### PROBLEM REQUIREMENTS
Pick out each line of the records in which the word "JSON" appears.

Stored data
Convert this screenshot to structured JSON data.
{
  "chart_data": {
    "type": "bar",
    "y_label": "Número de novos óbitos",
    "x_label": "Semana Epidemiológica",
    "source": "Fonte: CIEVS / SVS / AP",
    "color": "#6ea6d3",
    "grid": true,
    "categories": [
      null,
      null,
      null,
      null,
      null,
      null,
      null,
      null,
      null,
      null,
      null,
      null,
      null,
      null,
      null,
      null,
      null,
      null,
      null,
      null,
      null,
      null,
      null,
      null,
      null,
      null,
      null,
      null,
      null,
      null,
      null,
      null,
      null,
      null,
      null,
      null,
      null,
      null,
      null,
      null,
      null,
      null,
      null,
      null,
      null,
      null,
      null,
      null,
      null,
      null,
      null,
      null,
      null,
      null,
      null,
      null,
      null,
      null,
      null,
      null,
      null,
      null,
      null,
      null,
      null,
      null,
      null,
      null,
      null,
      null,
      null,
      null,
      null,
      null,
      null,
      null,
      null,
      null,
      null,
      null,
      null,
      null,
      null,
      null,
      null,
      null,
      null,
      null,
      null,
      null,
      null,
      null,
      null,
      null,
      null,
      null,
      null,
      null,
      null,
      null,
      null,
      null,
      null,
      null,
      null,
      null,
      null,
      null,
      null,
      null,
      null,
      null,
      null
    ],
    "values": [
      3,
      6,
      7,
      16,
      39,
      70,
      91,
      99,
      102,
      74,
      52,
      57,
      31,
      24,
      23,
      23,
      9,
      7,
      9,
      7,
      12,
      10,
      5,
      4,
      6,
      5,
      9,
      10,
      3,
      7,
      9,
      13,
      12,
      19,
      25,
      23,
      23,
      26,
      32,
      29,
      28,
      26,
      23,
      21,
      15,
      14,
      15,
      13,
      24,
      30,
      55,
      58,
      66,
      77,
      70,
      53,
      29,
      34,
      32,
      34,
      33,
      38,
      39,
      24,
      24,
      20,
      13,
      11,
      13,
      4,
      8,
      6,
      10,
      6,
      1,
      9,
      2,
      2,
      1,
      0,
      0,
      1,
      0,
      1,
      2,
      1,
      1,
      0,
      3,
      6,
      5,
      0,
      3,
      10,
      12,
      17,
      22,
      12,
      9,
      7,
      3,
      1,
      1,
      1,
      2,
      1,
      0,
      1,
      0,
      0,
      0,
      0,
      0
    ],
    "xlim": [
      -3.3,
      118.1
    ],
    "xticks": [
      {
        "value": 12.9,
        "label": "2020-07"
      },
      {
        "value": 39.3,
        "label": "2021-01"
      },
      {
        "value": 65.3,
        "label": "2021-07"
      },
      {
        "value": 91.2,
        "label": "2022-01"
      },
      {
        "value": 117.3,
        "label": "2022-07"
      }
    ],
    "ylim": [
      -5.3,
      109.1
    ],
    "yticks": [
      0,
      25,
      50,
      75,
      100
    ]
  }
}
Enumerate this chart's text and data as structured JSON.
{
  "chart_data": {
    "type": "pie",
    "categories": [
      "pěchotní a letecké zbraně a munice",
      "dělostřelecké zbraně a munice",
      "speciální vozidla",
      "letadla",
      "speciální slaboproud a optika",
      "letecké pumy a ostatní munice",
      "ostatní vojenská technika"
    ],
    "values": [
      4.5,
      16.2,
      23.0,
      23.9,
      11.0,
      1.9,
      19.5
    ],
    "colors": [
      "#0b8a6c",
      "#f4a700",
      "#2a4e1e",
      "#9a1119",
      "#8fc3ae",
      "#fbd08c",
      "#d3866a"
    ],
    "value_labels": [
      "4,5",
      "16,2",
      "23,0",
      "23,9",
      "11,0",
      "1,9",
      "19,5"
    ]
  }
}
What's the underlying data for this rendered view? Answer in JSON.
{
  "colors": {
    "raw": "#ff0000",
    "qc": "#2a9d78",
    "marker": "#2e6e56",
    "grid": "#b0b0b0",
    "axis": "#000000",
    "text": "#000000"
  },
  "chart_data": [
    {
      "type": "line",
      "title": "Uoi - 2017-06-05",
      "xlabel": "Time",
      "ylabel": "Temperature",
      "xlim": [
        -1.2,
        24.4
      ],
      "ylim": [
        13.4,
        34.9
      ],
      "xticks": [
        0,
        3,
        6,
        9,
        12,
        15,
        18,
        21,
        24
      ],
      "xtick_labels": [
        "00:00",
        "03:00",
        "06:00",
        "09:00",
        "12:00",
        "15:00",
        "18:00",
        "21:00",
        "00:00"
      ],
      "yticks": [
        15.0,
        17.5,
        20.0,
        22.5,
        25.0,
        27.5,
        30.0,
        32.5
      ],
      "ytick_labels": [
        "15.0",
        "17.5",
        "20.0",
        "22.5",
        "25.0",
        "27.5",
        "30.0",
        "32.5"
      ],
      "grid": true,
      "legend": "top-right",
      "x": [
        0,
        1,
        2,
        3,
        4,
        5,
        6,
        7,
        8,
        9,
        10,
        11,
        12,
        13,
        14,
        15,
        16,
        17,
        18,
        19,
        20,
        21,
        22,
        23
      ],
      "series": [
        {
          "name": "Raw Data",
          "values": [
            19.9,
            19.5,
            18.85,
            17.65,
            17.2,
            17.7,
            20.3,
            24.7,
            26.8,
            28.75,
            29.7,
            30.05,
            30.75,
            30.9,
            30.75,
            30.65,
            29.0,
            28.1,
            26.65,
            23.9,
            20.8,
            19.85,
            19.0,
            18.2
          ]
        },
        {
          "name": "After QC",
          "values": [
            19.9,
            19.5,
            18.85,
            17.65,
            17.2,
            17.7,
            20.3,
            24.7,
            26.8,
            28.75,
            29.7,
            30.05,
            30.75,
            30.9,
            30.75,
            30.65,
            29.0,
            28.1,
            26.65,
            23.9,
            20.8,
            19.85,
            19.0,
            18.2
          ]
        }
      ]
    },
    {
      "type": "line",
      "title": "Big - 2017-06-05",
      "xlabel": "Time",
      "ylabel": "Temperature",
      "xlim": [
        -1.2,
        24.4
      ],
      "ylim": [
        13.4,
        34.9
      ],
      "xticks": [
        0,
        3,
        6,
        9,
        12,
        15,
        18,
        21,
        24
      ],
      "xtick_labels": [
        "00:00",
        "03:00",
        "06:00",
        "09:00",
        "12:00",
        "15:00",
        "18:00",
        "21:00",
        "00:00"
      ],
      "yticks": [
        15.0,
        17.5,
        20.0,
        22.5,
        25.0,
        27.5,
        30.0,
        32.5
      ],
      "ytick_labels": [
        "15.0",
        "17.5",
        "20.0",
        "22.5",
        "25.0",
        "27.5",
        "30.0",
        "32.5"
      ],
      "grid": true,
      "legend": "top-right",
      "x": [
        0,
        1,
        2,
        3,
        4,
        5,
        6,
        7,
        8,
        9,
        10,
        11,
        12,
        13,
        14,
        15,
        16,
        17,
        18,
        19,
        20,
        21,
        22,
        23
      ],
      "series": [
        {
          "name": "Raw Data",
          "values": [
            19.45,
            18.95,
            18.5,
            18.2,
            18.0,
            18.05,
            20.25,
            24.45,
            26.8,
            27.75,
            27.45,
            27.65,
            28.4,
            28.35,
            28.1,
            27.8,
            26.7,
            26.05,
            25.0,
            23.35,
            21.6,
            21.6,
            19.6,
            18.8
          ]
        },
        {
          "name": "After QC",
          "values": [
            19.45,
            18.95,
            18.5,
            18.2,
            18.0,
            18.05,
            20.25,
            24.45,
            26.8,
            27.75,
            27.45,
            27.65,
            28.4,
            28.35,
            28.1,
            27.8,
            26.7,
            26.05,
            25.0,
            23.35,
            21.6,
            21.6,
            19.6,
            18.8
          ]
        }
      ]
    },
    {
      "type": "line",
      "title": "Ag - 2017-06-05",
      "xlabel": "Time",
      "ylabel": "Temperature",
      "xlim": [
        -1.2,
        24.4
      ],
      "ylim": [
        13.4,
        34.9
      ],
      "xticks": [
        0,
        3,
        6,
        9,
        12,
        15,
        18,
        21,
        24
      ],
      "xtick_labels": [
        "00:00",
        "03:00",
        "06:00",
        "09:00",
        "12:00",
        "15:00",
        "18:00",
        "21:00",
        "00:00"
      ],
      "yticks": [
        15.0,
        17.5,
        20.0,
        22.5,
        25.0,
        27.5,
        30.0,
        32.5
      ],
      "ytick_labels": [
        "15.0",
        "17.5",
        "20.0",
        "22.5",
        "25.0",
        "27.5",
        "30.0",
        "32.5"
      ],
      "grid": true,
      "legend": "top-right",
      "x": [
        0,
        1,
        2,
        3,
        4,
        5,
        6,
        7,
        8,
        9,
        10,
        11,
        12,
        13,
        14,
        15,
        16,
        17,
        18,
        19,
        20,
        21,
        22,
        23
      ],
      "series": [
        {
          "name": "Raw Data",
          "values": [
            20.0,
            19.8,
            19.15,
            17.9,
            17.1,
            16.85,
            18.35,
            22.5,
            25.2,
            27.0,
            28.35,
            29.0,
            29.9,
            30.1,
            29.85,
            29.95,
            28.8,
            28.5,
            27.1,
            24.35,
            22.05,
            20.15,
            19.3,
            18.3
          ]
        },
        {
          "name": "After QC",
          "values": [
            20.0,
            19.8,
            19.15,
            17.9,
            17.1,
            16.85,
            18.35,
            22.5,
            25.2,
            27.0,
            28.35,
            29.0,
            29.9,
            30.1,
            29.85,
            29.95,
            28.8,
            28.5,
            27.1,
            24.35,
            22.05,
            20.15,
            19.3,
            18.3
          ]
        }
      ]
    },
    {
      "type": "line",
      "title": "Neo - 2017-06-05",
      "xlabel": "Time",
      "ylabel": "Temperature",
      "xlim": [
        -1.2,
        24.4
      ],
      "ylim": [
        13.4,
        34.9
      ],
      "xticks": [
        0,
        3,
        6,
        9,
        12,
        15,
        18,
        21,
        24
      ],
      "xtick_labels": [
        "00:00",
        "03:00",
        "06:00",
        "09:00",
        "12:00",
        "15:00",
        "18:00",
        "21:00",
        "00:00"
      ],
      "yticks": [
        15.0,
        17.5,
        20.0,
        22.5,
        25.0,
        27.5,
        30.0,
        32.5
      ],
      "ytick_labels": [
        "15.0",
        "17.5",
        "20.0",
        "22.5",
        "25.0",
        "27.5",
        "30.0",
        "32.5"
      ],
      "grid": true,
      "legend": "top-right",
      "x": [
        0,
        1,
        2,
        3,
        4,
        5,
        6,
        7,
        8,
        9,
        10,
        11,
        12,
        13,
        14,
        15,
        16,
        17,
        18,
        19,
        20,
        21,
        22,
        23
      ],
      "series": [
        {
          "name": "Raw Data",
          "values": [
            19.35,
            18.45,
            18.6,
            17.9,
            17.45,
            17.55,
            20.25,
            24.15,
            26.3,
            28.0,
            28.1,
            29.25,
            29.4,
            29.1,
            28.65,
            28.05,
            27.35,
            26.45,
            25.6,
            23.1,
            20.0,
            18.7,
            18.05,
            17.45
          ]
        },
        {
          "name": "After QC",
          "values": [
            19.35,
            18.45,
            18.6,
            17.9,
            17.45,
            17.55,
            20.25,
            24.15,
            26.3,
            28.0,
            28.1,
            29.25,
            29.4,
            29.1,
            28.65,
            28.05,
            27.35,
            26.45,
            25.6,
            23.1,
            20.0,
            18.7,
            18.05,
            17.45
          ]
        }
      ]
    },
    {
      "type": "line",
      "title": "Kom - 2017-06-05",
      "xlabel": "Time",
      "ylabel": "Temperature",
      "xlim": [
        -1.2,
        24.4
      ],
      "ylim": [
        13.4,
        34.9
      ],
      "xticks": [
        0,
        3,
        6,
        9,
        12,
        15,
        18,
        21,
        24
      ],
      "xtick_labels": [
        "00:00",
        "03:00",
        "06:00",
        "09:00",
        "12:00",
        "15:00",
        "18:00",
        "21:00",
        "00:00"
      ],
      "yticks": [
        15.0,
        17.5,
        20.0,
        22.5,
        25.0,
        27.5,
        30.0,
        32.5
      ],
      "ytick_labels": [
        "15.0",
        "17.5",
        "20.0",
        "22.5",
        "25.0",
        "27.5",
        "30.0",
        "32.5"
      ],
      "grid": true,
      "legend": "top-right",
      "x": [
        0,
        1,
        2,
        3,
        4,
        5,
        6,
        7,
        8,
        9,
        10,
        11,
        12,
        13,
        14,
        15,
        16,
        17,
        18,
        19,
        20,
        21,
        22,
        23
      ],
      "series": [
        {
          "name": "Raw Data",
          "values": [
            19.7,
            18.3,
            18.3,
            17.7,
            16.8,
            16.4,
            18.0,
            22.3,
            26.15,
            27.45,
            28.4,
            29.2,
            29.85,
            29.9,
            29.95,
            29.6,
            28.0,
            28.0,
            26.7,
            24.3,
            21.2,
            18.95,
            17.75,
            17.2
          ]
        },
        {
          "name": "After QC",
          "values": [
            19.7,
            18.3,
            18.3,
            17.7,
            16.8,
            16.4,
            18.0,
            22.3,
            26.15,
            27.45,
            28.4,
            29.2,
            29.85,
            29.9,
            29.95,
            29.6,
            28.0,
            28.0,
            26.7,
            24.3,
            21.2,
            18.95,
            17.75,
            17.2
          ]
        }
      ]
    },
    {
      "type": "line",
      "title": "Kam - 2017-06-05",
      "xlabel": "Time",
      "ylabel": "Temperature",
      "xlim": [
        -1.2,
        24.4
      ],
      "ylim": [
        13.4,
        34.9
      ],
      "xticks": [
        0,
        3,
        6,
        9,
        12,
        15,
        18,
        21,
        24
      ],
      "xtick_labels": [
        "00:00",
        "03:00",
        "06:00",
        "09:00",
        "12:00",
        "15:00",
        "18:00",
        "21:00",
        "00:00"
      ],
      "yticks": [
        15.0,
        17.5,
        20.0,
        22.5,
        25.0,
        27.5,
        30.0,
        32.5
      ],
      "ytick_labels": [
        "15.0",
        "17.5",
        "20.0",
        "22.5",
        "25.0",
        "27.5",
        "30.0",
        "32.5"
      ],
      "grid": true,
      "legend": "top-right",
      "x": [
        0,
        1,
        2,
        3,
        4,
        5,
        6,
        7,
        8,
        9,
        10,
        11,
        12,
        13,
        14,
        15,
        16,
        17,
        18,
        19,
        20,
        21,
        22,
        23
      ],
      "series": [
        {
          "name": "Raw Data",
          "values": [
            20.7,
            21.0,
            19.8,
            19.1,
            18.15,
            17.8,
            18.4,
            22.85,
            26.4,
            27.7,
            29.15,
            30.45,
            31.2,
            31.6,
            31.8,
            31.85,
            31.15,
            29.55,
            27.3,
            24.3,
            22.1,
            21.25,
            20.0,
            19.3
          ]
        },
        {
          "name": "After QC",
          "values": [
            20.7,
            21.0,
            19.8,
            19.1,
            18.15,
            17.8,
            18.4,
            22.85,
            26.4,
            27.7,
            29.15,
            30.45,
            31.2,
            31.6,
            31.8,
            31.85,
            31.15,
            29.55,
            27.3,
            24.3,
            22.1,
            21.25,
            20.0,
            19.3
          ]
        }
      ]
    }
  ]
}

### SOLUTION TO THIS EXERCISE
Convert this screenshot to structured JSON data.
Enumerate this chart's text and data as structured JSON.
What's the underlying data for this rendered view? Answer in JSON.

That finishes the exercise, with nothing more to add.